--- Start of DATASET RECORDS ---

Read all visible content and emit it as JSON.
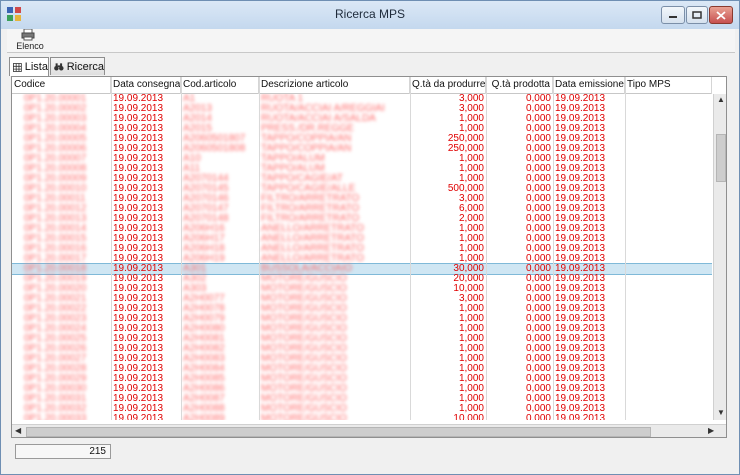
{
  "window": {
    "title": "Ricerca MPS"
  },
  "toolbar": {
    "elenco_label": "Elenco"
  },
  "tabs": [
    {
      "label": "Lista",
      "icon": "grid-icon",
      "active": true
    },
    {
      "label": "Ricerca",
      "icon": "binoculars-icon",
      "active": false
    }
  ],
  "grid": {
    "columns": [
      "Codice",
      "Data consegna",
      "Cod.articolo",
      "Descrizione articolo",
      "Q.tà da produrre",
      "Q.tà prodotta",
      "Data emissione",
      "Tipo MPS"
    ],
    "rows": [
      {
        "code": "0P1.20.00001",
        "date": "19.09.2013",
        "art": "A1",
        "desc": "RUOTA 1",
        "qty": "3,000",
        "prod": "0,000",
        "emit": "19.09.2013"
      },
      {
        "code": "0P1.20.00002",
        "date": "19.09.2013",
        "art": "A2013",
        "desc": "RUOTA/ACCIAI A/REGGIAI",
        "qty": "3,000",
        "prod": "0,000",
        "emit": "19.09.2013"
      },
      {
        "code": "0P1.20.00003",
        "date": "19.09.2013",
        "art": "A2014",
        "desc": "RUOTA/ACCIAI A/SALDA",
        "qty": "1,000",
        "prod": "0,000",
        "emit": "19.09.2013"
      },
      {
        "code": "0P1.20.00004",
        "date": "19.09.2013",
        "art": "A2015",
        "desc": "PRESS./DR.REGGE",
        "qty": "1,000",
        "prod": "0,000",
        "emit": "19.09.2013"
      },
      {
        "code": "0P1.20.00005",
        "date": "19.09.2013",
        "art": "A2060501807",
        "desc": "TAPPO/COPPIA/AN",
        "qty": "250,000",
        "prod": "0,000",
        "emit": "19.09.2013"
      },
      {
        "code": "0P1.20.00006",
        "date": "19.09.2013",
        "art": "A2060501808",
        "desc": "TAPPO/COPPIA/AN",
        "qty": "250,000",
        "prod": "0,000",
        "emit": "19.09.2013"
      },
      {
        "code": "0P1.20.00007",
        "date": "19.09.2013",
        "art": "A10",
        "desc": "TAPPO/ALUM",
        "qty": "1,000",
        "prod": "0,000",
        "emit": "19.09.2013"
      },
      {
        "code": "0P1.20.00008",
        "date": "19.09.2013",
        "art": "A11",
        "desc": "TAPPO/ALUM",
        "qty": "1,000",
        "prod": "0,000",
        "emit": "19.09.2013"
      },
      {
        "code": "0P1.20.00009",
        "date": "19.09.2013",
        "art": "A2070144",
        "desc": "TAPPO/CAGIE/AT",
        "qty": "1,000",
        "prod": "0,000",
        "emit": "19.09.2013"
      },
      {
        "code": "0P1.20.00010",
        "date": "19.09.2013",
        "art": "A2070145",
        "desc": "TAPPO/CAGIE/ALLE",
        "qty": "500,000",
        "prod": "0,000",
        "emit": "19.09.2013"
      },
      {
        "code": "0P1.20.00011",
        "date": "19.09.2013",
        "art": "A2070146",
        "desc": "FILTRO/ARRETRATO",
        "qty": "3,000",
        "prod": "0,000",
        "emit": "19.09.2013"
      },
      {
        "code": "0P1.20.00012",
        "date": "19.09.2013",
        "art": "A2070147",
        "desc": "FILTRO/ARRETRATO",
        "qty": "6,000",
        "prod": "0,000",
        "emit": "19.09.2013"
      },
      {
        "code": "0P1.20.00013",
        "date": "19.09.2013",
        "art": "A2070148",
        "desc": "FILTRO/ARRETRATO",
        "qty": "2,000",
        "prod": "0,000",
        "emit": "19.09.2013"
      },
      {
        "code": "0P1.20.00014",
        "date": "19.09.2013",
        "art": "A206H16",
        "desc": "ANELLO/ARRETRATO",
        "qty": "1,000",
        "prod": "0,000",
        "emit": "19.09.2013"
      },
      {
        "code": "0P1.20.00015",
        "date": "19.09.2013",
        "art": "A206H17",
        "desc": "ANELLO/ARRETRATO",
        "qty": "1,000",
        "prod": "0,000",
        "emit": "19.09.2013"
      },
      {
        "code": "0P1.20.00016",
        "date": "19.09.2013",
        "art": "A206H18",
        "desc": "ANELLO/ARRETRATO",
        "qty": "1,000",
        "prod": "0,000",
        "emit": "19.09.2013"
      },
      {
        "code": "0P1.20.00017",
        "date": "19.09.2013",
        "art": "A206H19",
        "desc": "ANELLO/ARRETRATO",
        "qty": "1,000",
        "prod": "0,000",
        "emit": "19.09.2013"
      },
      {
        "code": "0P1.20.00018",
        "date": "19.09.2013",
        "art": "A301",
        "desc": "BUSSOLA/ACCIAIO",
        "qty": "30,000",
        "prod": "0,000",
        "emit": "19.09.2013"
      },
      {
        "code": "0P1.20.00019",
        "date": "19.09.2013",
        "art": "A302",
        "desc": "MOTORE/GUSCIO",
        "qty": "20,000",
        "prod": "0,000",
        "emit": "19.09.2013"
      },
      {
        "code": "0P1.20.00020",
        "date": "19.09.2013",
        "art": "A303",
        "desc": "MOTORE/GUSCIO",
        "qty": "10,000",
        "prod": "0,000",
        "emit": "19.09.2013"
      },
      {
        "code": "0P1.20.00021",
        "date": "19.09.2013",
        "art": "A2H0077",
        "desc": "MOTORE/GUSCIO",
        "qty": "3,000",
        "prod": "0,000",
        "emit": "19.09.2013"
      },
      {
        "code": "0P1.20.00022",
        "date": "19.09.2013",
        "art": "A2H0078",
        "desc": "MOTORE/GUSCIO",
        "qty": "1,000",
        "prod": "0,000",
        "emit": "19.09.2013"
      },
      {
        "code": "0P1.20.00023",
        "date": "19.09.2013",
        "art": "A2H0079",
        "desc": "MOTORE/GUSCIO",
        "qty": "1,000",
        "prod": "0,000",
        "emit": "19.09.2013"
      },
      {
        "code": "0P1.20.00024",
        "date": "19.09.2013",
        "art": "A2H0080",
        "desc": "MOTORE/GUSCIO",
        "qty": "1,000",
        "prod": "0,000",
        "emit": "19.09.2013"
      },
      {
        "code": "0P1.20.00025",
        "date": "19.09.2013",
        "art": "A2H0081",
        "desc": "MOTORE/GUSCIO",
        "qty": "1,000",
        "prod": "0,000",
        "emit": "19.09.2013"
      },
      {
        "code": "0P1.20.00026",
        "date": "19.09.2013",
        "art": "A2H0082",
        "desc": "MOTORE/GUSCIO",
        "qty": "1,000",
        "prod": "0,000",
        "emit": "19.09.2013"
      },
      {
        "code": "0P1.20.00027",
        "date": "19.09.2013",
        "art": "A2H0083",
        "desc": "MOTORE/GUSCIO",
        "qty": "1,000",
        "prod": "0,000",
        "emit": "19.09.2013"
      },
      {
        "code": "0P1.20.00028",
        "date": "19.09.2013",
        "art": "A2H0084",
        "desc": "MOTORE/GUSCIO",
        "qty": "1,000",
        "prod": "0,000",
        "emit": "19.09.2013"
      },
      {
        "code": "0P1.20.00029",
        "date": "19.09.2013",
        "art": "A2H0085",
        "desc": "MOTORE/GUSCIO",
        "qty": "1,000",
        "prod": "0,000",
        "emit": "19.09.2013"
      },
      {
        "code": "0P1.20.00030",
        "date": "19.09.2013",
        "art": "A2H0086",
        "desc": "MOTORE/GUSCIO",
        "qty": "1,000",
        "prod": "0,000",
        "emit": "19.09.2013"
      },
      {
        "code": "0P1.20.00031",
        "date": "19.09.2013",
        "art": "A2H0087",
        "desc": "MOTORE/GUSCIO",
        "qty": "1,000",
        "prod": "0,000",
        "emit": "19.09.2013"
      },
      {
        "code": "0P1.20.00032",
        "date": "19.09.2013",
        "art": "A2H0088",
        "desc": "MOTORE/GUSCIO",
        "qty": "1,000",
        "prod": "0,000",
        "emit": "19.09.2013"
      },
      {
        "code": "0P1.20.00033",
        "date": "19.09.2013",
        "art": "A2H0089",
        "desc": "MOTORE/GUSCIO",
        "qty": "10,000",
        "prod": "0,000",
        "emit": "19.09.2013"
      }
    ],
    "selected_index": 17
  },
  "status": {
    "count": "215"
  },
  "colors": {
    "row_text": "#e00000",
    "selection": "#cfe6f3"
  }
}
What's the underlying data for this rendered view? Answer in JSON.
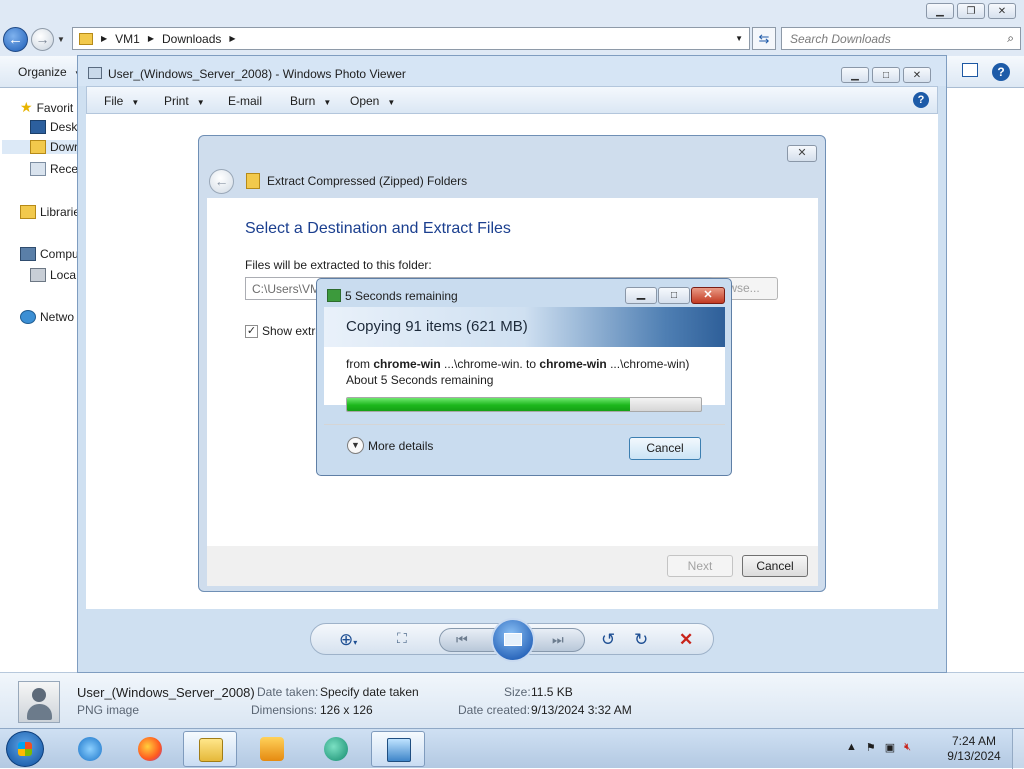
{
  "explorer": {
    "breadcrumb": [
      "VM1",
      "Downloads"
    ],
    "search_placeholder": "Search Downloads",
    "organize_label": "Organize",
    "nav_items": [
      "Favorit",
      "Desk",
      "Dowr",
      "Rece",
      "Librarie",
      "Compu",
      "Loca",
      "Netwo"
    ],
    "details": {
      "file_name": "User_(Windows_Server_2008)",
      "file_type": "PNG image",
      "date_taken_label": "Date taken:",
      "date_taken_value": "Specify date taken",
      "dimensions_label": "Dimensions:",
      "dimensions_value": "126 x 126",
      "size_label": "Size:",
      "size_value": "11.5 KB",
      "date_created_label": "Date created:",
      "date_created_value": "9/13/2024 3:32 AM"
    }
  },
  "photo_viewer": {
    "title": "User_(Windows_Server_2008) - Windows Photo Viewer",
    "menu": [
      "File",
      "Print",
      "E-mail",
      "Burn",
      "Open"
    ]
  },
  "extract_dialog": {
    "title": "Extract Compressed (Zipped) Folders",
    "heading": "Select a Destination and Extract Files",
    "folder_label": "Files will be extracted to this folder:",
    "path_value": "C:\\Users\\VM",
    "browse_label": "wse...",
    "checkbox_label": "Show extra",
    "checkbox_checked": true,
    "next_label": "Next",
    "cancel_label": "Cancel"
  },
  "copy_dialog": {
    "title": "5 Seconds remaining",
    "heading": "Copying 91 items (621 MB)",
    "from_prefix": "from ",
    "from_src": "chrome-win",
    "from_src_path": " ...\\chrome-win. to ",
    "from_dst": "chrome-win",
    "from_dst_path": " ...\\chrome-win)",
    "remaining": "About 5 Seconds remaining",
    "progress_percent": 80,
    "more_details": "More details",
    "cancel_label": "Cancel"
  },
  "taskbar": {
    "time": "7:24 AM",
    "date": "9/13/2024"
  },
  "colors": {
    "progress": "#1db71d",
    "accent": "#1b3f8f"
  }
}
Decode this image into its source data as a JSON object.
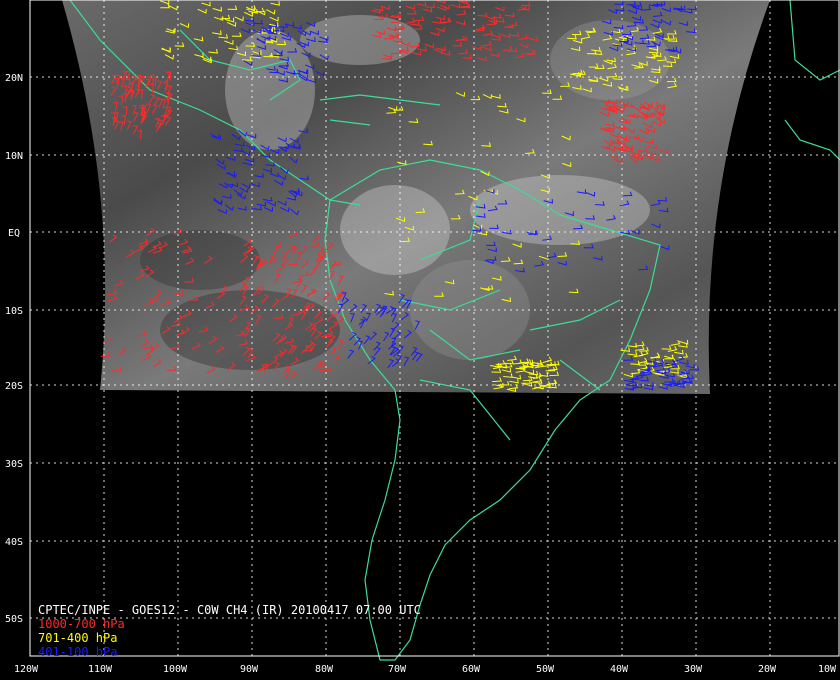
{
  "title": "CPTEC/INPE - GOES12 - C0W CH4 (IR) 20100417 07:00 UTC",
  "legend": [
    {
      "label": "1000-700 hPa",
      "color": "#ff2a2a"
    },
    {
      "label": "701-400 hPa",
      "color": "#ffff00"
    },
    {
      "label": "401-100 hPa",
      "color": "#1a1aff"
    }
  ],
  "lat_labels": [
    "20N",
    "10N",
    "EQ",
    "10S",
    "20S",
    "30S",
    "40S",
    "50S"
  ],
  "lon_labels": [
    "120W",
    "110W",
    "100W",
    "90W",
    "80W",
    "70W",
    "60W",
    "50W",
    "40W",
    "30W",
    "20W",
    "10W"
  ],
  "colors": {
    "coastline": "#3ddc97",
    "grid": "#ffffff",
    "background": "#000000"
  }
}
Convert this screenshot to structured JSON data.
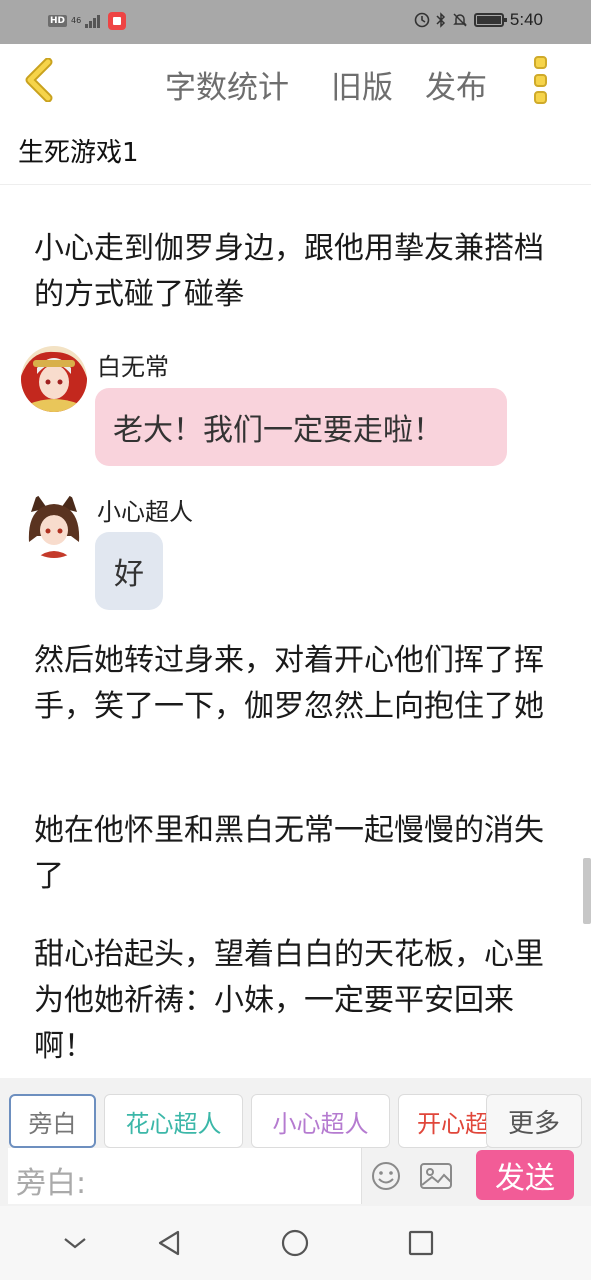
{
  "status_bar": {
    "hd_label": "HD",
    "network_label": "46",
    "time": "5:40",
    "icons": [
      "hd-icon",
      "signal-icon",
      "app-notification-icon",
      "do-not-disturb-icon",
      "bluetooth-icon",
      "mute-icon",
      "battery-icon"
    ]
  },
  "header": {
    "back_icon": "chevron-left-icon",
    "word_count": "字数统计",
    "old_version": "旧版",
    "publish": "发布",
    "more_icon": "vertical-dots-icon",
    "accent_color": "#f6d44a"
  },
  "document": {
    "title": "生死游戏1"
  },
  "messages": [
    {
      "type": "narration",
      "text": "小心走到伽罗身边，跟他用挚友兼搭档的方式碰了碰拳"
    },
    {
      "type": "dialogue",
      "speaker": "白无常",
      "text": "老大！我们一定要走啦！",
      "bubble_color": "#f9d3dc"
    },
    {
      "type": "dialogue",
      "speaker": "小心超人",
      "text": "好",
      "bubble_color": "#e1e7f0"
    },
    {
      "type": "narration",
      "text": "然后她转过身来，对着开心他们挥了挥手，笑了一下，伽罗忽然上向抱住了她"
    },
    {
      "type": "narration",
      "text": "她在他怀里和黑白无常一起慢慢的消失了"
    },
    {
      "type": "narration",
      "text": "甜心抬起头，望着白白的天花板，心里为他她祈祷：小妹，一定要平安回来啊！"
    }
  ],
  "roles": [
    {
      "label": "旁白",
      "color": "#777777",
      "active": true
    },
    {
      "label": "花心超人",
      "color": "#3bb7a8",
      "active": false
    },
    {
      "label": "小心超人",
      "color": "#b57bd0",
      "active": false
    },
    {
      "label": "开心超人",
      "color": "#e0463a",
      "active": false
    }
  ],
  "more_roles": "更多",
  "composer": {
    "prefix": "旁白:",
    "placeholder": "",
    "emoji_icon": "smiley-icon",
    "image_icon": "image-icon",
    "send": "发送",
    "send_color": "#f25c97"
  },
  "nav": {
    "icons": [
      "nav-collapse-icon",
      "nav-back-icon",
      "nav-home-icon",
      "nav-recents-icon"
    ]
  }
}
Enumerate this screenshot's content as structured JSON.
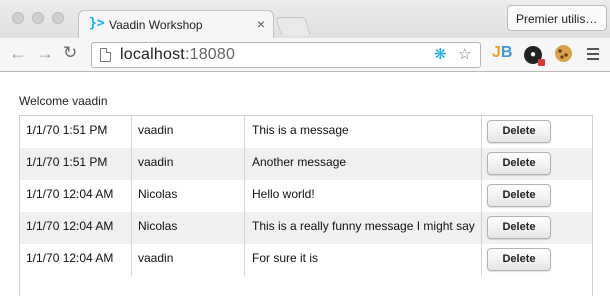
{
  "browser": {
    "tab_title": "Vaadin Workshop",
    "tab_close": "×",
    "profile_label": "Premier utilis…",
    "url_host": "localhost",
    "url_port": ":18080",
    "extensions": [
      "vaadin-debug-icon",
      "bookmark-star-icon",
      "jb-extension-icon",
      "lock-extension-icon",
      "cookie-extension-icon"
    ]
  },
  "page": {
    "welcome": "Welcome vaadin",
    "delete_label": "Delete",
    "messages": [
      {
        "date": "1/1/70 1:51 PM",
        "user": "vaadin",
        "text": "This is a message"
      },
      {
        "date": "1/1/70 1:51 PM",
        "user": "vaadin",
        "text": "Another message"
      },
      {
        "date": "1/1/70 12:04 AM",
        "user": "Nicolas",
        "text": "Hello world!"
      },
      {
        "date": "1/1/70 12:04 AM",
        "user": "Nicolas",
        "text": "This is a really funny message I might say"
      },
      {
        "date": "1/1/70 12:04 AM",
        "user": "vaadin",
        "text": "For sure it is"
      }
    ]
  },
  "colors": {
    "vaadin_accent": "#00b4f0",
    "row_alt": "#eff0f1"
  }
}
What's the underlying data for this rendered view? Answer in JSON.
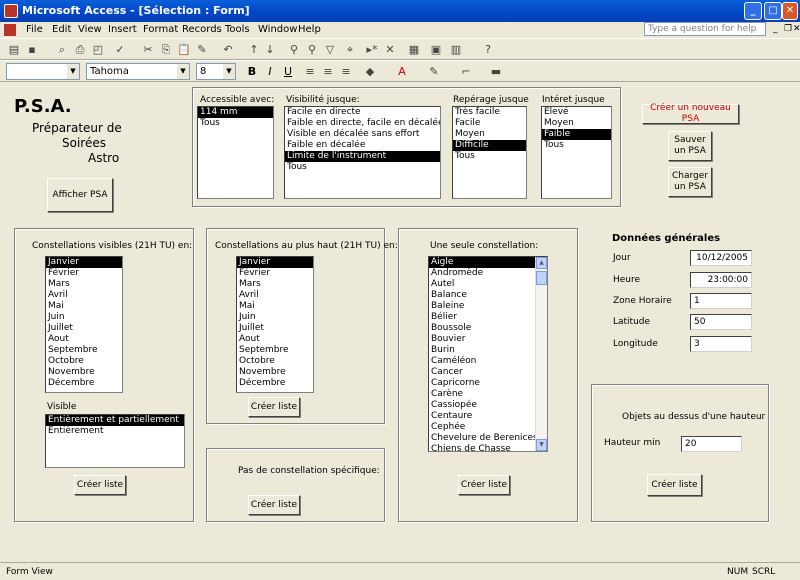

--- End of DATASET RECORDS ---

**WHAT TO PRODUCE**
Pick out each line that holds the string "RUOTA".

**ANSWER BELOW**
        "desc": "RUOTA 1",
        "desc": "RUOTA/ACCIAI A/REGGIAI",
        "desc": "RUOTA/ACCIAI A/SALDA",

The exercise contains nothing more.